__Task details__: Extract, exactly and without pictures, every line from the one that includes "Give me the" through the final line of the material below.

__Raw data__:
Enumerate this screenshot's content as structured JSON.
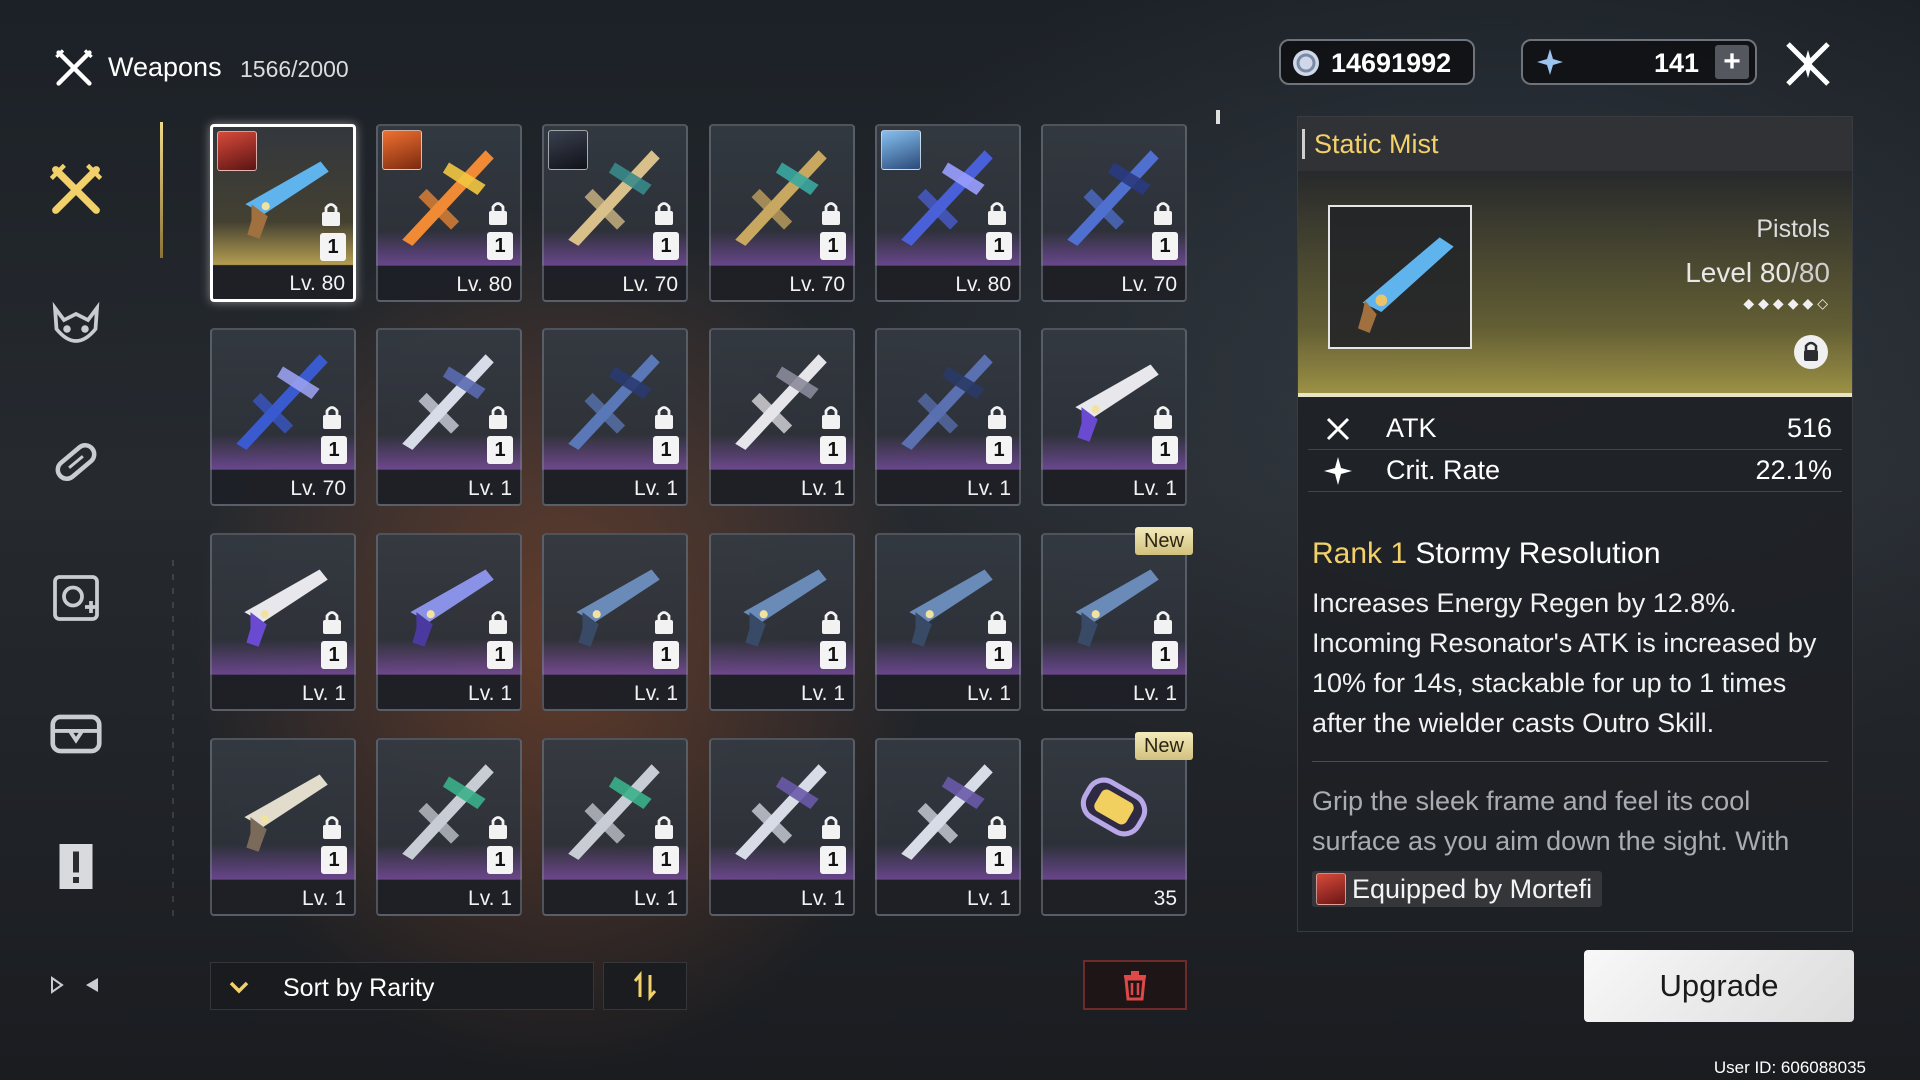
{
  "header": {
    "title": "Weapons",
    "count": "1566/2000",
    "icon": "crossed-swords-icon"
  },
  "sidebar": {
    "items": [
      {
        "name": "weapons",
        "icon": "crossed-swords-icon",
        "active": true
      },
      {
        "name": "echoes",
        "icon": "echo-mask-icon",
        "active": false
      },
      {
        "name": "development-materials",
        "icon": "capsule-icon",
        "active": false
      },
      {
        "name": "supplies",
        "icon": "gear-badge-icon",
        "active": false
      },
      {
        "name": "resources",
        "icon": "chest-icon",
        "active": false
      },
      {
        "name": "quest-items",
        "icon": "exclamation-document-icon",
        "active": false
      }
    ]
  },
  "currencies": {
    "shell_credit": {
      "value": "14691992",
      "icon": "shell-coin-icon"
    },
    "astrite": {
      "value": "141",
      "icon": "star-crystal-icon"
    },
    "add_label": "+"
  },
  "grid": {
    "items": [
      {
        "art": "pistol-blue",
        "rarity": "gold",
        "rank": "1",
        "level": "Lv. 80",
        "locked": true,
        "avatar": "red-hair",
        "selected": true
      },
      {
        "art": "flame-rectifier",
        "rarity": "purple",
        "rank": "1",
        "level": "Lv. 80",
        "locked": true,
        "avatar": "orange-hair"
      },
      {
        "art": "spear-gold",
        "rarity": "purple",
        "rank": "1",
        "level": "Lv. 70",
        "locked": true,
        "avatar": "dark-hair"
      },
      {
        "art": "broadblade-gold",
        "rarity": "purple",
        "rank": "1",
        "level": "Lv. 70",
        "locked": true
      },
      {
        "art": "rectifier-blue",
        "rarity": "purple",
        "rank": "1",
        "level": "Lv. 80",
        "locked": true,
        "avatar": "blue-hair"
      },
      {
        "art": "rifle-blue",
        "rarity": "purple",
        "rank": "1",
        "level": "Lv. 70",
        "locked": true
      },
      {
        "art": "blade-blue",
        "rarity": "purple",
        "rank": "1",
        "level": "Lv. 70",
        "locked": true
      },
      {
        "art": "rectifier-silver",
        "rarity": "purple",
        "rank": "1",
        "level": "Lv. 1",
        "locked": true
      },
      {
        "art": "rectifier-navy",
        "rarity": "purple",
        "rank": "1",
        "level": "Lv. 1",
        "locked": true
      },
      {
        "art": "rectifier-white",
        "rarity": "purple",
        "rank": "1",
        "level": "Lv. 1",
        "locked": true
      },
      {
        "art": "broadblade-navy",
        "rarity": "purple",
        "rank": "1",
        "level": "Lv. 1",
        "locked": true
      },
      {
        "art": "pistol-white",
        "rarity": "purple",
        "rank": "1",
        "level": "Lv. 1",
        "locked": true
      },
      {
        "art": "pistol-white",
        "rarity": "purple",
        "rank": "1",
        "level": "Lv. 1",
        "locked": true
      },
      {
        "art": "pistol-violet",
        "rarity": "purple",
        "rank": "1",
        "level": "Lv. 1",
        "locked": true
      },
      {
        "art": "pistol-steel",
        "rarity": "purple",
        "rank": "1",
        "level": "Lv. 1",
        "locked": true
      },
      {
        "art": "pistol-steel",
        "rarity": "purple",
        "rank": "1",
        "level": "Lv. 1",
        "locked": true
      },
      {
        "art": "pistol-steel",
        "rarity": "purple",
        "rank": "1",
        "level": "Lv. 1",
        "locked": true
      },
      {
        "art": "pistol-steel",
        "rarity": "purple",
        "rank": "1",
        "level": "Lv. 1",
        "locked": true,
        "badge": "New"
      },
      {
        "art": "revolver-cream",
        "rarity": "purple",
        "rank": "1",
        "level": "Lv. 1",
        "locked": true
      },
      {
        "art": "sword-dual",
        "rarity": "purple",
        "rank": "1",
        "level": "Lv. 1",
        "locked": true
      },
      {
        "art": "sword-dual",
        "rarity": "purple",
        "rank": "1",
        "level": "Lv. 1",
        "locked": true
      },
      {
        "art": "gauntlet-spiked",
        "rarity": "purple",
        "rank": "1",
        "level": "Lv. 1",
        "locked": true
      },
      {
        "art": "gauntlet-spiked",
        "rarity": "purple",
        "rank": "1",
        "level": "Lv. 1",
        "locked": true
      },
      {
        "art": "energy-core",
        "rarity": "purple",
        "rank": "",
        "level": "35",
        "locked": false,
        "badge": "New"
      }
    ]
  },
  "bottom_bar": {
    "sort_label": "Sort by Rarity",
    "sort_icon": "chevron-down-icon",
    "order_icon": "sort-order-icon",
    "delete_icon": "trash-icon"
  },
  "detail": {
    "title": "Static Mist",
    "type": "Pistols",
    "level_label": "Level",
    "level_current": "80",
    "level_max": "/80",
    "stars": "◆◆◆◆◆◇",
    "stats": [
      {
        "icon": "attack-icon",
        "name": "ATK",
        "value": "516"
      },
      {
        "icon": "crit-icon",
        "name": "Crit. Rate",
        "value": "22.1%"
      }
    ],
    "skill_rank": "Rank 1",
    "skill_name": "Stormy Resolution",
    "skill_desc": "Increases Energy Regen by 12.8%. Incoming Resonator's ATK is increased by 10% for 14s, stackable for up to 1 times after the wielder casts Outro Skill.",
    "flavor": "Grip the sleek frame and feel its cool surface as you aim down the sight. With",
    "equipped": "Equipped by Mortefi"
  },
  "actions": {
    "upgrade_label": "Upgrade"
  },
  "footer": {
    "user_id": "User ID: 606088035"
  },
  "colors": {
    "accent_gold": "#f2d16a",
    "rarity_purple": "#9a62c8",
    "rarity_gold": "#c4aa54"
  }
}
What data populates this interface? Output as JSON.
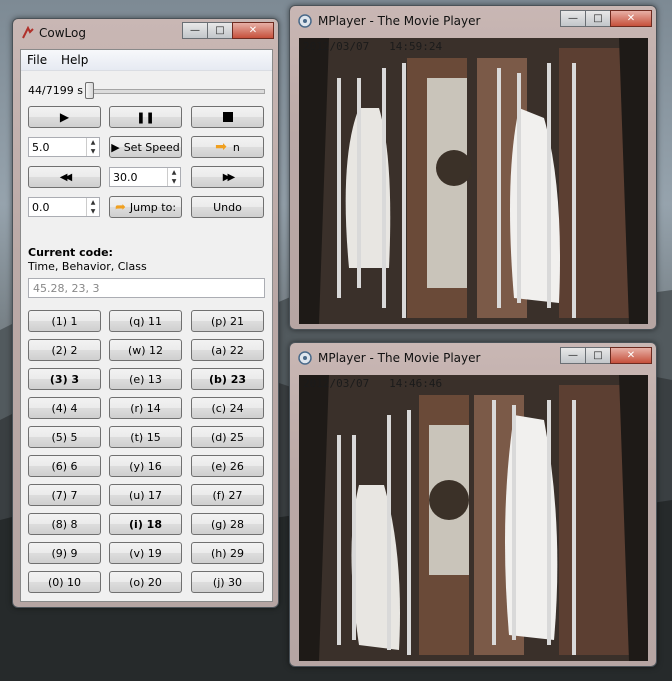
{
  "cowlog": {
    "title": "CowLog",
    "menu": [
      "File",
      "Help"
    ],
    "position_label": "44/7199 s",
    "playback": {
      "play_icon": "play-icon",
      "pause_icon": "pause-icon",
      "stop_icon": "stop-icon"
    },
    "speed_value": "5.0",
    "set_speed_label": "Set Speed",
    "next_label": "n",
    "step_value": "30.0",
    "jump_value": "0.0",
    "jump_label": "Jump to:",
    "undo_label": "Undo",
    "current_code_heading": "Current code:",
    "current_code_columns": "Time, Behavior, Class",
    "current_code_value": "45.28, 23, 3",
    "code_buttons": [
      [
        "(1)  1",
        "(q)  11",
        "(p)  21"
      ],
      [
        "(2)  2",
        "(w)  12",
        "(a)  22"
      ],
      [
        "(3)  3",
        "(e)  13",
        "(b)  23"
      ],
      [
        "(4)  4",
        "(r)  14",
        "(c)  24"
      ],
      [
        "(5)  5",
        "(t)  15",
        "(d)  25"
      ],
      [
        "(6)  6",
        "(y)  16",
        "(e)  26"
      ],
      [
        "(7)  7",
        "(u)  17",
        "(f)  27"
      ],
      [
        "(8)  8",
        "(i)  18",
        "(g)  28"
      ],
      [
        "(9)  9",
        "(v)  19",
        "(h)  29"
      ],
      [
        "(0)  10",
        "(o)  20",
        "(j)  30"
      ]
    ],
    "bold_buttons": [
      "(3)  3",
      "(b)  23",
      "(i)  18"
    ]
  },
  "mplayer_top": {
    "title": "MPlayer - The Movie Player",
    "timestamp": "2012/03/07   14:59:24"
  },
  "mplayer_bottom": {
    "title": "MPlayer - The Movie Player",
    "timestamp": "2012/03/07   14:46:46"
  },
  "colors": {
    "accent_arrow": "#f0a020",
    "close_button": "#c6503b"
  }
}
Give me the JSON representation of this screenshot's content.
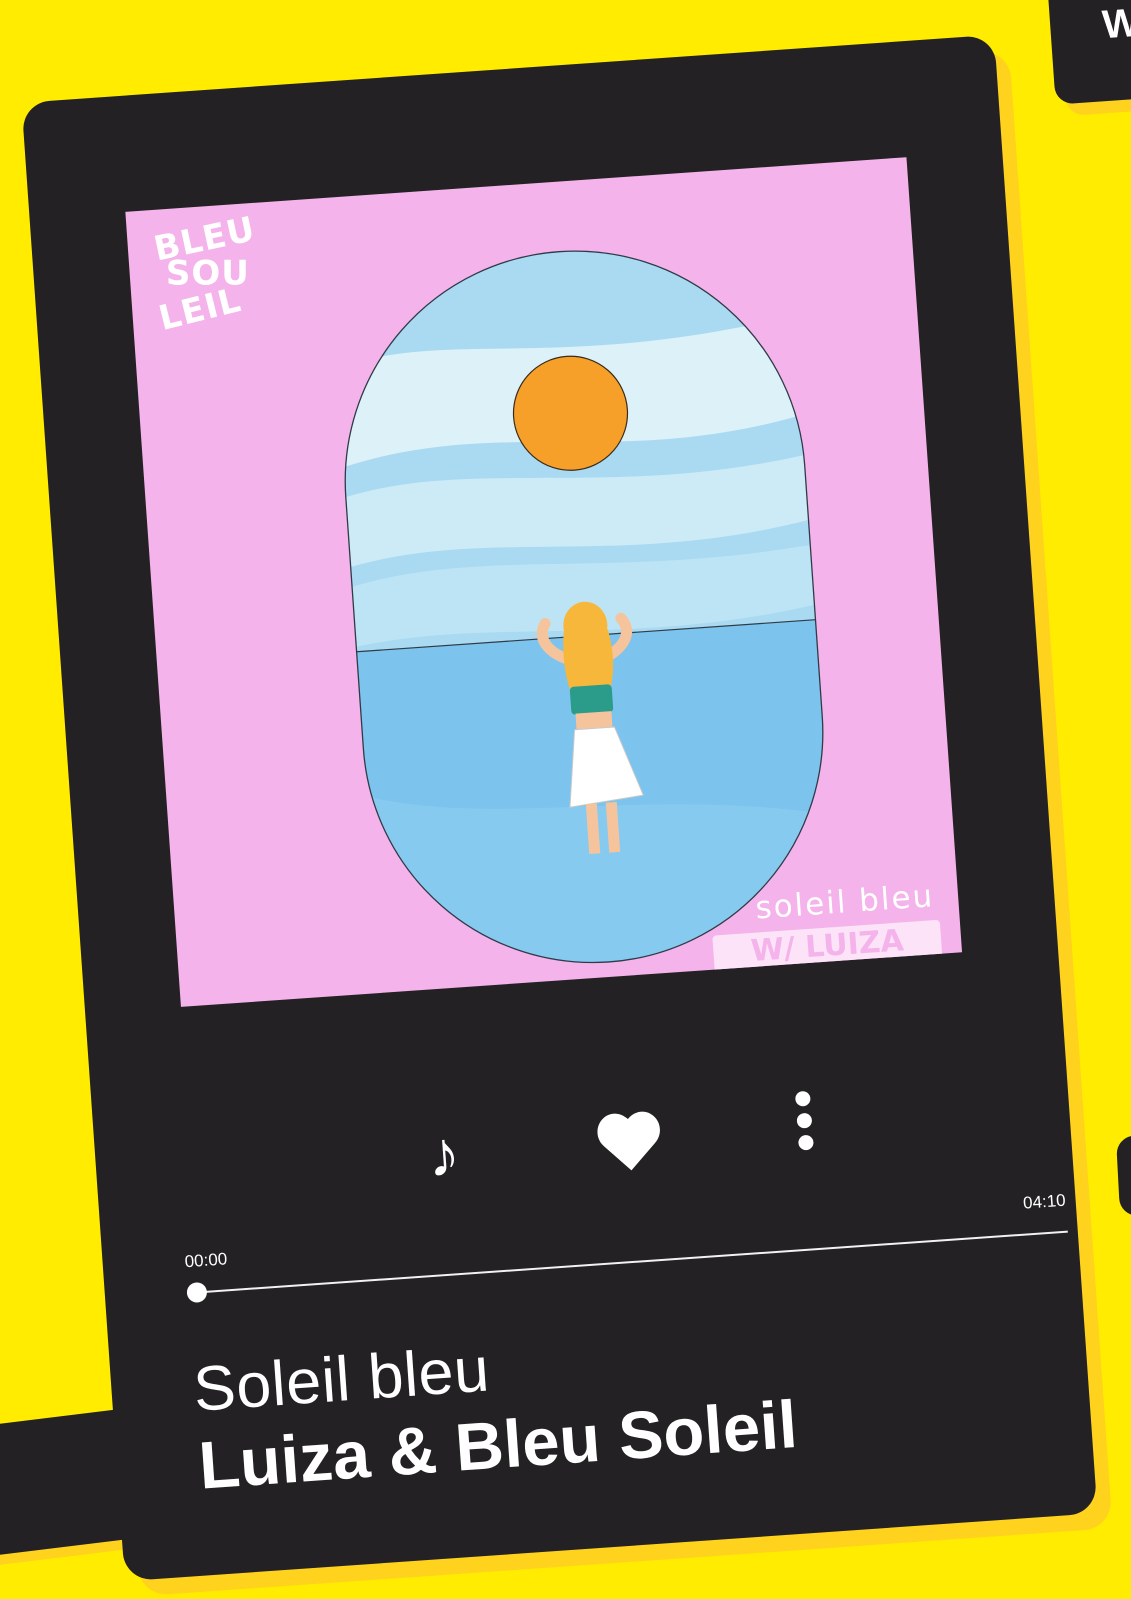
{
  "background": {
    "color": "#FFEC00",
    "shadow_color": "#FFD21E"
  },
  "corner_card": {
    "letter": "W"
  },
  "player": {
    "card_color": "#232123",
    "cover": {
      "logo_lines": [
        "BLEU",
        "SOU",
        "LEIL"
      ],
      "title": "soleil bleu",
      "tag": "W/ LUIZA",
      "colors": {
        "background": "#F4B3EA",
        "sky_light": "#DDF1F8",
        "sky_blue": "#A9DAF2",
        "sea": "#7CC4EE",
        "sun": "#F6A02A"
      }
    },
    "controls": {
      "music_icon": "music-note-icon",
      "like_icon": "heart-icon",
      "more_icon": "more-vertical-icon"
    },
    "progress": {
      "current_time": "00:00",
      "total_time": "04:10",
      "position": 0
    },
    "song": {
      "title": "Soleil bleu",
      "artist": "Luiza & Bleu Soleil"
    }
  }
}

__Complete output__:
Give me the JSON representation of this screenshot's content.
{
  "background": {
    "color": "#FFEC00",
    "shadow_color": "#FFD21E"
  },
  "corner_card": {
    "letter": "W"
  },
  "player": {
    "card_color": "#232123",
    "cover": {
      "logo_lines": [
        "BLEU",
        "SOU",
        "LEIL"
      ],
      "title": "soleil bleu",
      "tag": "W/ LUIZA",
      "colors": {
        "background": "#F4B3EA",
        "sky_light": "#DDF1F8",
        "sky_blue": "#A9DAF2",
        "sea": "#7CC4EE",
        "sun": "#F6A02A"
      }
    },
    "controls": {
      "music_icon": "music-note-icon",
      "like_icon": "heart-icon",
      "more_icon": "more-vertical-icon"
    },
    "progress": {
      "current_time": "00:00",
      "total_time": "04:10",
      "position": 0
    },
    "song": {
      "title": "Soleil bleu",
      "artist": "Luiza & Bleu Soleil"
    }
  }
}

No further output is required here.